■ **Task prompt**: Write out the whole listing word for word.

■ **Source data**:

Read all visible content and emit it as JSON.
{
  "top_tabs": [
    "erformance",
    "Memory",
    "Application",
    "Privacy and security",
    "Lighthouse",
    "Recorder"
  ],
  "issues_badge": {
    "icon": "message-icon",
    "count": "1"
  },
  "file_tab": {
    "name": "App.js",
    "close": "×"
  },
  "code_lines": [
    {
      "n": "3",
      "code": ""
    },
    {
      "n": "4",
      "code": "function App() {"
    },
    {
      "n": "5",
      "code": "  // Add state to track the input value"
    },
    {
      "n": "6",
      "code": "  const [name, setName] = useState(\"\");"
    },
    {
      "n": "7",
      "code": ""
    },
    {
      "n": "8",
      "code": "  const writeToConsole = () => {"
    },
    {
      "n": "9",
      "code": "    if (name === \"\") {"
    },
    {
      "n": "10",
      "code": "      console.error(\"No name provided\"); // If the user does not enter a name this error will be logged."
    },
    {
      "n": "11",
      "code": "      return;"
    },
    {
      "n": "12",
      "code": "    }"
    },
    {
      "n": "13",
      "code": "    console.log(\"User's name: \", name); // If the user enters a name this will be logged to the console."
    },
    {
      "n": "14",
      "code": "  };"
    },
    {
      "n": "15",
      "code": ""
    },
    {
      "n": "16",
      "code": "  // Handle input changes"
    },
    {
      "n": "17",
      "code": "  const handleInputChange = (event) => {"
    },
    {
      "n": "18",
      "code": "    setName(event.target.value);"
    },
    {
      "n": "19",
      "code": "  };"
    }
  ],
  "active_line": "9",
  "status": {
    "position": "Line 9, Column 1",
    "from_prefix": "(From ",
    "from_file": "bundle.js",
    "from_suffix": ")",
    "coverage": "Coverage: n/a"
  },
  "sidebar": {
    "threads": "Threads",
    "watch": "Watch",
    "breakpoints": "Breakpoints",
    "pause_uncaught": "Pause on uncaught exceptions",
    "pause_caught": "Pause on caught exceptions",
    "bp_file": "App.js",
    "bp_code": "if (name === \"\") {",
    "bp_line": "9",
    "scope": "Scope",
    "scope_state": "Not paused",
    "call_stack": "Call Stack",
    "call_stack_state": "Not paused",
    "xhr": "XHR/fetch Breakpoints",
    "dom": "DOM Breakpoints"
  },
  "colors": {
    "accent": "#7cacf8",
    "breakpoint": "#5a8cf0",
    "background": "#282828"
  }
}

■ **Exercise result**:
Read all visible content and emit it as JSON.
{
  "top_tabs": [
    "erformance",
    "Memory",
    "Application",
    "Privacy and security",
    "Lighthouse",
    "Recorder"
  ],
  "issues_badge": {
    "icon": "message-icon",
    "count": "1"
  },
  "file_tab": {
    "name": "App.js",
    "close": "×"
  },
  "code_lines": [
    {
      "n": "3",
      "code": ""
    },
    {
      "n": "4",
      "code": "function App() {"
    },
    {
      "n": "5",
      "code": "  // Add state to track the input value"
    },
    {
      "n": "6",
      "code": "  const [name, setName] = useState(\"\");"
    },
    {
      "n": "7",
      "code": ""
    },
    {
      "n": "8",
      "code": "  const writeToConsole = () => {"
    },
    {
      "n": "9",
      "code": "    if (name === \"\") {"
    },
    {
      "n": "10",
      "code": "      console.error(\"No name provided\"); // If the user does not enter a name this error will be logged."
    },
    {
      "n": "11",
      "code": "      return;"
    },
    {
      "n": "12",
      "code": "    }"
    },
    {
      "n": "13",
      "code": "    console.log(\"User's name: \", name); // If the user enters a name this will be logged to the console."
    },
    {
      "n": "14",
      "code": "  };"
    },
    {
      "n": "15",
      "code": ""
    },
    {
      "n": "16",
      "code": "  // Handle input changes"
    },
    {
      "n": "17",
      "code": "  const handleInputChange = (event) => {"
    },
    {
      "n": "18",
      "code": "    setName(event.target.value);"
    },
    {
      "n": "19",
      "code": "  };"
    }
  ],
  "active_line": "9",
  "status": {
    "position": "Line 9, Column 1",
    "from_prefix": "(From ",
    "from_file": "bundle.js",
    "from_suffix": ")",
    "coverage": "Coverage: n/a"
  },
  "sidebar": {
    "threads": "Threads",
    "watch": "Watch",
    "breakpoints": "Breakpoints",
    "pause_uncaught": "Pause on uncaught exceptions",
    "pause_caught": "Pause on caught exceptions",
    "bp_file": "App.js",
    "bp_code": "if (name === \"\") {",
    "bp_line": "9",
    "scope": "Scope",
    "scope_state": "Not paused",
    "call_stack": "Call Stack",
    "call_stack_state": "Not paused",
    "xhr": "XHR/fetch Breakpoints",
    "dom": "DOM Breakpoints"
  },
  "colors": {
    "accent": "#7cacf8",
    "breakpoint": "#5a8cf0",
    "background": "#282828"
  }
}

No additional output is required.